→ **GIVEN PROBLEM**: Give the records back in full, exactly as they read.

(Records)
==============================

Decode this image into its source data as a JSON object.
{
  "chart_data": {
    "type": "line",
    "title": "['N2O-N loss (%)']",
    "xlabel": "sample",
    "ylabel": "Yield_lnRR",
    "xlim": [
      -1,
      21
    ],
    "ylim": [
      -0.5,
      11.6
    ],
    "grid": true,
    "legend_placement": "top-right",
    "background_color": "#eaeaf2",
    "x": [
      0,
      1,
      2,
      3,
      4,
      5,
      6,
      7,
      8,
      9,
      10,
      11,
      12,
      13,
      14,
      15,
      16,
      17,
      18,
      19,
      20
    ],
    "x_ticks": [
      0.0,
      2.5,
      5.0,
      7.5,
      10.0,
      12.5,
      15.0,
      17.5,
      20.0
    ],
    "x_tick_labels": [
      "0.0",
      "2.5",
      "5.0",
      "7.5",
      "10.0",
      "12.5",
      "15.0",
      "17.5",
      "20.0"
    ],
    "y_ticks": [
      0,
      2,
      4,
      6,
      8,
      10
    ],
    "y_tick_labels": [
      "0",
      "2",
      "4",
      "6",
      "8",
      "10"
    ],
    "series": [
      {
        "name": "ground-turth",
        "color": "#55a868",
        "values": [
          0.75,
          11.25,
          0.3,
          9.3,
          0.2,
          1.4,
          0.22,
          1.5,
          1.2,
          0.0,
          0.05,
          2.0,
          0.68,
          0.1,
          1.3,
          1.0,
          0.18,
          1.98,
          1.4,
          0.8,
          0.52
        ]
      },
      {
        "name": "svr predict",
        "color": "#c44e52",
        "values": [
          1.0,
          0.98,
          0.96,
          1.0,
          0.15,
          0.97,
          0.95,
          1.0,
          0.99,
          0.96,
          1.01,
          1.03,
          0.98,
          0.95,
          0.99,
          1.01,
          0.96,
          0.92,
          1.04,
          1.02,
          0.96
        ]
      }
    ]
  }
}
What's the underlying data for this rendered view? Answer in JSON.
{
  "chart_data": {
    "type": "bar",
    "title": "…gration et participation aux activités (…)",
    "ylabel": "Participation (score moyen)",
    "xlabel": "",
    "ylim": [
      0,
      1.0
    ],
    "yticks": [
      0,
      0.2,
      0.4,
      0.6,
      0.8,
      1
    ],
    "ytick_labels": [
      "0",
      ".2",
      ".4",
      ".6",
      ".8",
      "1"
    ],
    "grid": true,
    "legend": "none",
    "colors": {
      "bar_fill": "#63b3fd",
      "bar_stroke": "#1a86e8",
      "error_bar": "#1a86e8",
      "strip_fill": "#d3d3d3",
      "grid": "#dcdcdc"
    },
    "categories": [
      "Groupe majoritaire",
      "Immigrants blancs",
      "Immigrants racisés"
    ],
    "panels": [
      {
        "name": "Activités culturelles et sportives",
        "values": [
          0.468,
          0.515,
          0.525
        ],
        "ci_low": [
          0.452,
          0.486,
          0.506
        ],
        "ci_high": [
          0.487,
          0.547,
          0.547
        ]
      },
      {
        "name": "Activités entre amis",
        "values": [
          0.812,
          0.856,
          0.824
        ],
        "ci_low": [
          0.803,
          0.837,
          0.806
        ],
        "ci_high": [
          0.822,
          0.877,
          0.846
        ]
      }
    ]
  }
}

==============================

→ **ANSWER TO THE EXERCISE**:
Decode this image into its source data as a JSON object.
{
  "chart_data": {
    "type": "line",
    "title": "['N2O-N loss (%)']",
    "xlabel": "sample",
    "ylabel": "Yield_lnRR",
    "xlim": [
      -1,
      21
    ],
    "ylim": [
      -0.5,
      11.6
    ],
    "grid": true,
    "legend_placement": "top-right",
    "background_color": "#eaeaf2",
    "x": [
      0,
      1,
      2,
      3,
      4,
      5,
      6,
      7,
      8,
      9,
      10,
      11,
      12,
      13,
      14,
      15,
      16,
      17,
      18,
      19,
      20
    ],
    "x_ticks": [
      0.0,
      2.5,
      5.0,
      7.5,
      10.0,
      12.5,
      15.0,
      17.5,
      20.0
    ],
    "x_tick_labels": [
      "0.0",
      "2.5",
      "5.0",
      "7.5",
      "10.0",
      "12.5",
      "15.0",
      "17.5",
      "20.0"
    ],
    "y_ticks": [
      0,
      2,
      4,
      6,
      8,
      10
    ],
    "y_tick_labels": [
      "0",
      "2",
      "4",
      "6",
      "8",
      "10"
    ],
    "series": [
      {
        "name": "ground-turth",
        "color": "#55a868",
        "values": [
          0.75,
          11.25,
          0.3,
          9.3,
          0.2,
          1.4,
          0.22,
          1.5,
          1.2,
          0.0,
          0.05,
          2.0,
          0.68,
          0.1,
          1.3,
          1.0,
          0.18,
          1.98,
          1.4,
          0.8,
          0.52
        ]
      },
      {
        "name": "svr predict",
        "color": "#c44e52",
        "values": [
          1.0,
          0.98,
          0.96,
          1.0,
          0.15,
          0.97,
          0.95,
          1.0,
          0.99,
          0.96,
          1.01,
          1.03,
          0.98,
          0.95,
          0.99,
          1.01,
          0.96,
          0.92,
          1.04,
          1.02,
          0.96
        ]
      }
    ]
  }
}
What's the underlying data for this rendered view? Answer in JSON.
{
  "chart_data": {
    "type": "bar",
    "title": "…gration et participation aux activités (…)",
    "ylabel": "Participation (score moyen)",
    "xlabel": "",
    "ylim": [
      0,
      1.0
    ],
    "yticks": [
      0,
      0.2,
      0.4,
      0.6,
      0.8,
      1
    ],
    "ytick_labels": [
      "0",
      ".2",
      ".4",
      ".6",
      ".8",
      "1"
    ],
    "grid": true,
    "legend": "none",
    "colors": {
      "bar_fill": "#63b3fd",
      "bar_stroke": "#1a86e8",
      "error_bar": "#1a86e8",
      "strip_fill": "#d3d3d3",
      "grid": "#dcdcdc"
    },
    "categories": [
      "Groupe majoritaire",
      "Immigrants blancs",
      "Immigrants racisés"
    ],
    "panels": [
      {
        "name": "Activités culturelles et sportives",
        "values": [
          0.468,
          0.515,
          0.525
        ],
        "ci_low": [
          0.452,
          0.486,
          0.506
        ],
        "ci_high": [
          0.487,
          0.547,
          0.547
        ]
      },
      {
        "name": "Activités entre amis",
        "values": [
          0.812,
          0.856,
          0.824
        ],
        "ci_low": [
          0.803,
          0.837,
          0.806
        ],
        "ci_high": [
          0.822,
          0.877,
          0.846
        ]
      }
    ]
  }
}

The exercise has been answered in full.